━━ Provided data

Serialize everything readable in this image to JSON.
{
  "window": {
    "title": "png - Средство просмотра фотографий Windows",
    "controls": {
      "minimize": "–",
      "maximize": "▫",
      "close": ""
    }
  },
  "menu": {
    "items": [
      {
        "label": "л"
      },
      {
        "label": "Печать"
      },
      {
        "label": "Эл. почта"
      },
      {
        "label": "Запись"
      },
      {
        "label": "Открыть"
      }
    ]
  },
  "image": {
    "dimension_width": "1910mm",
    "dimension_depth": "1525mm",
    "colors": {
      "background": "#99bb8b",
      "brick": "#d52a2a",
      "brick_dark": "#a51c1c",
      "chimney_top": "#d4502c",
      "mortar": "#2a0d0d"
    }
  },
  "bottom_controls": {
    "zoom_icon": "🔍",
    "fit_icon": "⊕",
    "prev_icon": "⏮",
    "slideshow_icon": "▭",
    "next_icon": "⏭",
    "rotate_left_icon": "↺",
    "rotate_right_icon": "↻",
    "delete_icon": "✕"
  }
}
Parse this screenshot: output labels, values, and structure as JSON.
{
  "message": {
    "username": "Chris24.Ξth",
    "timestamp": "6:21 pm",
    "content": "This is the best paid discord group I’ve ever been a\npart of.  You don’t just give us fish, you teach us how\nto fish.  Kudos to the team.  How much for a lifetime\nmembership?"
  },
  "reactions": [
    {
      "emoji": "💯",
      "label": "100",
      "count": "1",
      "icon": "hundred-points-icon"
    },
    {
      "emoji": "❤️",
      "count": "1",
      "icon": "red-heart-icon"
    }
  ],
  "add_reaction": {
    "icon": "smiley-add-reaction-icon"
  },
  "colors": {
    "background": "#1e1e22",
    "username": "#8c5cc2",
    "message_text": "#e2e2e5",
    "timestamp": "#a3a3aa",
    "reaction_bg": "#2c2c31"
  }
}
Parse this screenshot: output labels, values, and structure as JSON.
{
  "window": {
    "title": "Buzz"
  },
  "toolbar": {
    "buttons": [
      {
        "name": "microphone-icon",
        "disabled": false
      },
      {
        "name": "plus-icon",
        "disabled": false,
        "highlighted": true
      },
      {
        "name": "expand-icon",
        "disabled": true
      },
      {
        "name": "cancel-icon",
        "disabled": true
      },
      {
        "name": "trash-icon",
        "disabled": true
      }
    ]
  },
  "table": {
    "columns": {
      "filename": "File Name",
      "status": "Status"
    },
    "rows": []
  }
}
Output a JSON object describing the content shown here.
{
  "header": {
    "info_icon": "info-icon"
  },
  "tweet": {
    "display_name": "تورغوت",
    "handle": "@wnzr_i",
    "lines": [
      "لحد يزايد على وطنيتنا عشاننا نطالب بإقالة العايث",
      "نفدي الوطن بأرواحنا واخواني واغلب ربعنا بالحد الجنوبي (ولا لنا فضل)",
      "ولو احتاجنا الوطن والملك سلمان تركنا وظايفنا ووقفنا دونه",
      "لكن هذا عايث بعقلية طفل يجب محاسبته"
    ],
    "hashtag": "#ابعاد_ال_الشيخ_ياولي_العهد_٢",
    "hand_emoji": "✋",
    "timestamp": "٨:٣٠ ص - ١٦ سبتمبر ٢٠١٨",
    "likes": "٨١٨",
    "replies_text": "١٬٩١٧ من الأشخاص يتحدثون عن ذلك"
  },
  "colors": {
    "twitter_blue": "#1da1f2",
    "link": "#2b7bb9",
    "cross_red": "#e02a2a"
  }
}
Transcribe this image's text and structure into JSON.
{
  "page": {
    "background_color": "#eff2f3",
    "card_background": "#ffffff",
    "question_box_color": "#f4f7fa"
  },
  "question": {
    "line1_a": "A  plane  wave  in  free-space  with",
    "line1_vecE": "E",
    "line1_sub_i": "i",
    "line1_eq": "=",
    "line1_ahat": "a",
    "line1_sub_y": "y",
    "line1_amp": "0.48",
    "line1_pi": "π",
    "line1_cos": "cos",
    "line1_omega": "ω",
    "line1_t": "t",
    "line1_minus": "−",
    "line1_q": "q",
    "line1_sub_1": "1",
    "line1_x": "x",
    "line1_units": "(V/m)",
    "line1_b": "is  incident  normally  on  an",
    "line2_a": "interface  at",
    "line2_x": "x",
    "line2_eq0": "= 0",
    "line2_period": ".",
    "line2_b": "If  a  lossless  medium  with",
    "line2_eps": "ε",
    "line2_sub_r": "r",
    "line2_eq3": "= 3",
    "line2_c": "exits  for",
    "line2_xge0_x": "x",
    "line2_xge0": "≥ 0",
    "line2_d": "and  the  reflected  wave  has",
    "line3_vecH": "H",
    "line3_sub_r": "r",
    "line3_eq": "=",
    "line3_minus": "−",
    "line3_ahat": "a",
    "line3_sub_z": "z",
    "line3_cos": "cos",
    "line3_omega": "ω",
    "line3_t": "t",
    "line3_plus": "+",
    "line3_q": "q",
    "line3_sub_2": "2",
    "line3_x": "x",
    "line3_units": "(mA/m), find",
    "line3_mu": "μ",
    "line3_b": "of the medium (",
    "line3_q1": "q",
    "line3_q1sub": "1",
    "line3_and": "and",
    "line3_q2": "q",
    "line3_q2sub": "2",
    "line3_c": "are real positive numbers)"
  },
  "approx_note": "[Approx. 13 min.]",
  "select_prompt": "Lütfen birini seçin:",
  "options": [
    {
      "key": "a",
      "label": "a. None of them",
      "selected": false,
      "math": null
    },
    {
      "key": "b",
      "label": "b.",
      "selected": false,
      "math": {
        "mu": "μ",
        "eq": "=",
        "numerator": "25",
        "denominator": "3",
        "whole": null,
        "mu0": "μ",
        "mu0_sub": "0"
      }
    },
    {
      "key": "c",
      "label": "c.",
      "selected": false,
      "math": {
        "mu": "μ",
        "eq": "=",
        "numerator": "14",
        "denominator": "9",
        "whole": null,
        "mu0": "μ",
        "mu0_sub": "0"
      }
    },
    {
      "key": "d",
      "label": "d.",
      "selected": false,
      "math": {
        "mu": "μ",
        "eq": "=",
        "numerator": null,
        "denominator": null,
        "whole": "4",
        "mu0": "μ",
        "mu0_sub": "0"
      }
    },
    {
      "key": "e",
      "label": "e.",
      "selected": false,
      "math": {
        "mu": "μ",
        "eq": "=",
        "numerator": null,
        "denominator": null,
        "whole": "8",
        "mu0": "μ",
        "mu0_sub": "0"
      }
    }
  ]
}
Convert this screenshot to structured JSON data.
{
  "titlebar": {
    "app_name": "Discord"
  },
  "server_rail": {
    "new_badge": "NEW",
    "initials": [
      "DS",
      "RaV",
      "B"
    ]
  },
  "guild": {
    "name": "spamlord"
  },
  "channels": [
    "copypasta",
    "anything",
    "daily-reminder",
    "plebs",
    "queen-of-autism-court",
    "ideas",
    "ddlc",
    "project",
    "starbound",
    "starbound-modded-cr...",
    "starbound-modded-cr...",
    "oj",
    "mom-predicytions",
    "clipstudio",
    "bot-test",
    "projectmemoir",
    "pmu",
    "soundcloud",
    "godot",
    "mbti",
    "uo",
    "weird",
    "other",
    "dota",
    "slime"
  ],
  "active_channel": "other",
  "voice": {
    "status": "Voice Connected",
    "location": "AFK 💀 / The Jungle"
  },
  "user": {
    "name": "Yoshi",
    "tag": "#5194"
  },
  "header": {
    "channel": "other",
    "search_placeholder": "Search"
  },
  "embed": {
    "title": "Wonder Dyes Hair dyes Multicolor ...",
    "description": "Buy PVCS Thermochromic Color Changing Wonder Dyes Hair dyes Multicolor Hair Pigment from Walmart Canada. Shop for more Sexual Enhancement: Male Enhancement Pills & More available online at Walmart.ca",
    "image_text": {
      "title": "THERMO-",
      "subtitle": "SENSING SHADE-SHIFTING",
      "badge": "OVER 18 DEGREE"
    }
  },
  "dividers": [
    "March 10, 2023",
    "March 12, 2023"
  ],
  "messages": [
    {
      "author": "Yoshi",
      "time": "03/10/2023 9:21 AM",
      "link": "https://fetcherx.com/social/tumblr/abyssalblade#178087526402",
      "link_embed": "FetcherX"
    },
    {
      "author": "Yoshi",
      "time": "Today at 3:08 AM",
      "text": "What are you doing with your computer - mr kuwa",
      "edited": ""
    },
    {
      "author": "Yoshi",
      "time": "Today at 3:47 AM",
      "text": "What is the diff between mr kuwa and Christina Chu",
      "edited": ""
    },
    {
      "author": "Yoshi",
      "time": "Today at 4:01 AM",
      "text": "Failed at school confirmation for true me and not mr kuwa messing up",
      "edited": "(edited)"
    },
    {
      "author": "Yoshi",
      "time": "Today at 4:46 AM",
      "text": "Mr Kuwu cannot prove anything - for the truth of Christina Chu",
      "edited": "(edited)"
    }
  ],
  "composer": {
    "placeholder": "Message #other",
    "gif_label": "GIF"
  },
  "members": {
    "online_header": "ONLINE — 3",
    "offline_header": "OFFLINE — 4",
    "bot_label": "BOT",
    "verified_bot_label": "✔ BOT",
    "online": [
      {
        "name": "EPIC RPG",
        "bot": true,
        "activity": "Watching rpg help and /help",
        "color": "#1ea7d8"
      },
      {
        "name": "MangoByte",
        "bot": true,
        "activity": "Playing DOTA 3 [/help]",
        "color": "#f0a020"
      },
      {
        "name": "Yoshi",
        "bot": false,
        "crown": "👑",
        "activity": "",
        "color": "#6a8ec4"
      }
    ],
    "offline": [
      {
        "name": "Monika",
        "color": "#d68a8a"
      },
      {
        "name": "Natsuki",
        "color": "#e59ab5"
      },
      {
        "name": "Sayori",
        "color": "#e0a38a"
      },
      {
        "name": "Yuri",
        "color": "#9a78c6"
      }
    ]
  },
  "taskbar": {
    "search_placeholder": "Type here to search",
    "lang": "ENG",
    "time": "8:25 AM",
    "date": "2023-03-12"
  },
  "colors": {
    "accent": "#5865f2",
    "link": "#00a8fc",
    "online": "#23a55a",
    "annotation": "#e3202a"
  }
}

━━━━

## Problem to solve:
Determine how many lines include the string "kuwa". Give no answer but the number.

## Expected answer:
3